→ **STORED RECORDS**:
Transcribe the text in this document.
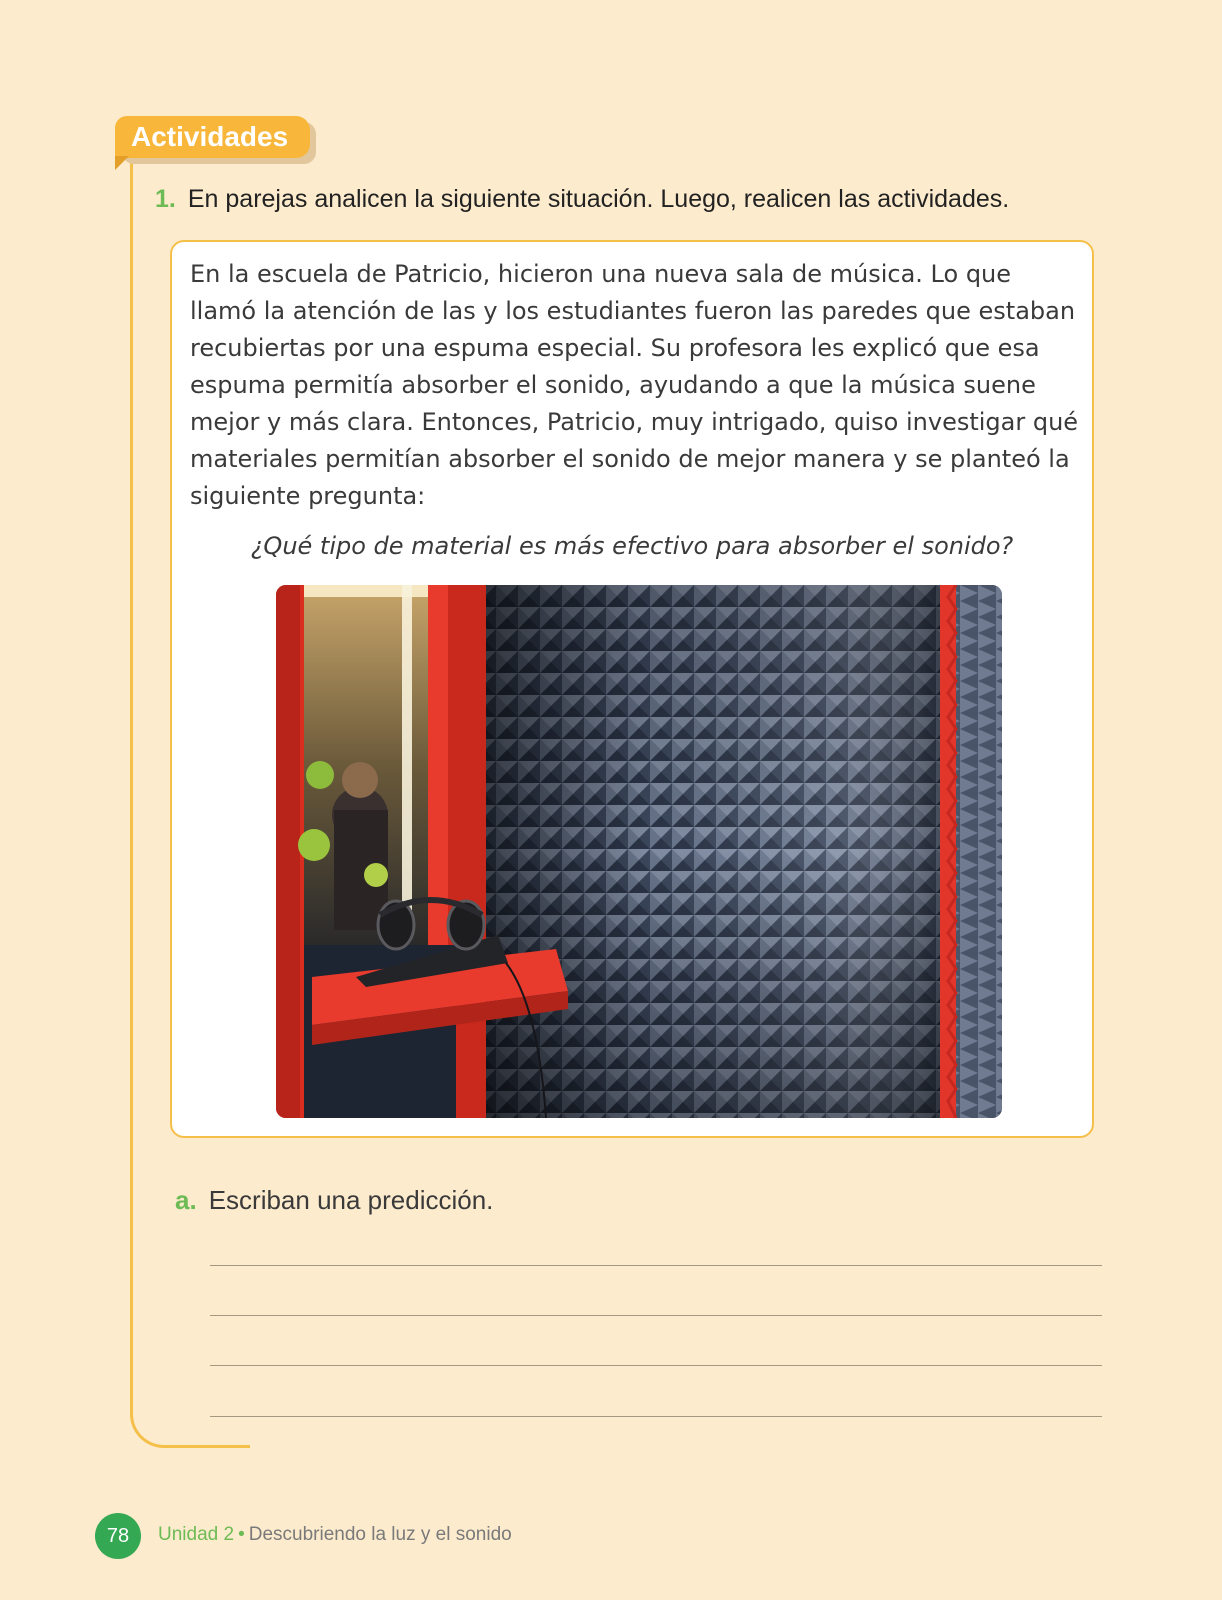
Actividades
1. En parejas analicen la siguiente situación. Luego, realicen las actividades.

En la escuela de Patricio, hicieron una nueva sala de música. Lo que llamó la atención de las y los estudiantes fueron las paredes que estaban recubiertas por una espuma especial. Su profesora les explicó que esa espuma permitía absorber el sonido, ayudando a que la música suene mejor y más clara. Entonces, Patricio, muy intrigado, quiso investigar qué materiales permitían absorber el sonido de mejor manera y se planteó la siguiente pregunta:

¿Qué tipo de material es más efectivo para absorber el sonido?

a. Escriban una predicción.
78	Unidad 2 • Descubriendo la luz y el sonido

* * *

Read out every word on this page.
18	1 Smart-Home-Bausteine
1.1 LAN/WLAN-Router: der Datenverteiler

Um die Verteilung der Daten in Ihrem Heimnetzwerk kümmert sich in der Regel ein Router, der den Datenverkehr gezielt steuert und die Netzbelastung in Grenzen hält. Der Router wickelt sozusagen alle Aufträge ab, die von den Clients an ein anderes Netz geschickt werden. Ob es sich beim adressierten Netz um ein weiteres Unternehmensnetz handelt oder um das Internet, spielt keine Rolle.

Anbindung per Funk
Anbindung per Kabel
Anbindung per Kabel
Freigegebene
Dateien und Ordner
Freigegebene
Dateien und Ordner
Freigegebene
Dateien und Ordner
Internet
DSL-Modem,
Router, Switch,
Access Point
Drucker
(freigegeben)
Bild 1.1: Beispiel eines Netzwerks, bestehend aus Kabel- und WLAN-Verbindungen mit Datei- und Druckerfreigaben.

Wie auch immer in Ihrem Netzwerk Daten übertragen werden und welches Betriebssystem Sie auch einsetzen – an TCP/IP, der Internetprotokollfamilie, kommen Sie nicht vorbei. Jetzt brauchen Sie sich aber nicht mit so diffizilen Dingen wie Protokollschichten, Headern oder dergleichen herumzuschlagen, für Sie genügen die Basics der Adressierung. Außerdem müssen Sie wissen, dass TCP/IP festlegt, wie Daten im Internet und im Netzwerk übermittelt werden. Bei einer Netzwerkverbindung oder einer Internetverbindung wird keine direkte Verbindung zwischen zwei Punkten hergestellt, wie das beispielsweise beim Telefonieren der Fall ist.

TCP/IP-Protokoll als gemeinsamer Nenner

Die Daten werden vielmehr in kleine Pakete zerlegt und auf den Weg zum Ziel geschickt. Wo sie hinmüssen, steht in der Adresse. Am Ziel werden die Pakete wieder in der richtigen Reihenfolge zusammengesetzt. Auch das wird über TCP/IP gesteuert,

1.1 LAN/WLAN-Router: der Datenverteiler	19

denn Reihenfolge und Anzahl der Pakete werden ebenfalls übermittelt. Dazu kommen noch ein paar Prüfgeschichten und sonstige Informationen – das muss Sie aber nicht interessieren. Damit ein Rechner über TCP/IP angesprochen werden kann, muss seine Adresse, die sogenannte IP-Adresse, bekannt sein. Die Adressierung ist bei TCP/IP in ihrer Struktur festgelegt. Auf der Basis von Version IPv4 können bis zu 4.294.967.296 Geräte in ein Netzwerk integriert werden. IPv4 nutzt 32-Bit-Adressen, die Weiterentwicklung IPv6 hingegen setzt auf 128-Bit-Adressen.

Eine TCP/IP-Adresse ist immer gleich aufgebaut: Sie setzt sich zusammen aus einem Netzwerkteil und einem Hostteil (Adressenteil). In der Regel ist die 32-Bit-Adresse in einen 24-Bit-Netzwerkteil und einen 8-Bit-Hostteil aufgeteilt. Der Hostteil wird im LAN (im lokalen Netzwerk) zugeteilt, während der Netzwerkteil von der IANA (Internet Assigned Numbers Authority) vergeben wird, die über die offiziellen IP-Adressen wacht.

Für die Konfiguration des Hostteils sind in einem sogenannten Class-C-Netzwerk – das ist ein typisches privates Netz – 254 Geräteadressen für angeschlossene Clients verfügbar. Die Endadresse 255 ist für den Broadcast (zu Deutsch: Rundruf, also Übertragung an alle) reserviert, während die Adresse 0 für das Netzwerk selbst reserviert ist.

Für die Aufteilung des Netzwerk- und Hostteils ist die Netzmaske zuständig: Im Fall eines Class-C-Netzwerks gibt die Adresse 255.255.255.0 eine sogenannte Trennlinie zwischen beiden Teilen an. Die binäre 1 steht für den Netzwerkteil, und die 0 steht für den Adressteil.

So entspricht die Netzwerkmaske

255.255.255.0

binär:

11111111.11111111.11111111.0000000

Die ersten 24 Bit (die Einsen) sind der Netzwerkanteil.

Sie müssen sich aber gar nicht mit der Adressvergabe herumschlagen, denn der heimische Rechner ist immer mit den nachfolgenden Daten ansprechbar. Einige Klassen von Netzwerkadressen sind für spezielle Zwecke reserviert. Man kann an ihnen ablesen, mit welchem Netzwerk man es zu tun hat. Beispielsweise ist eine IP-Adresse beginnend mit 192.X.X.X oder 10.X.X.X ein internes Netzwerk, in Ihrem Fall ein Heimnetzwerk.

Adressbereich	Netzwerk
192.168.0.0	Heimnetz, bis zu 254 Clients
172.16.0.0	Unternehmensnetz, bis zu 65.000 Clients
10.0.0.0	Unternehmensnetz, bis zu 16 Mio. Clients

→ **STATED PROBLEM**:
Count the lines in the material above where the string "WLAN" appears, then state only that count.

→ **WRITTEN REPLY**:
3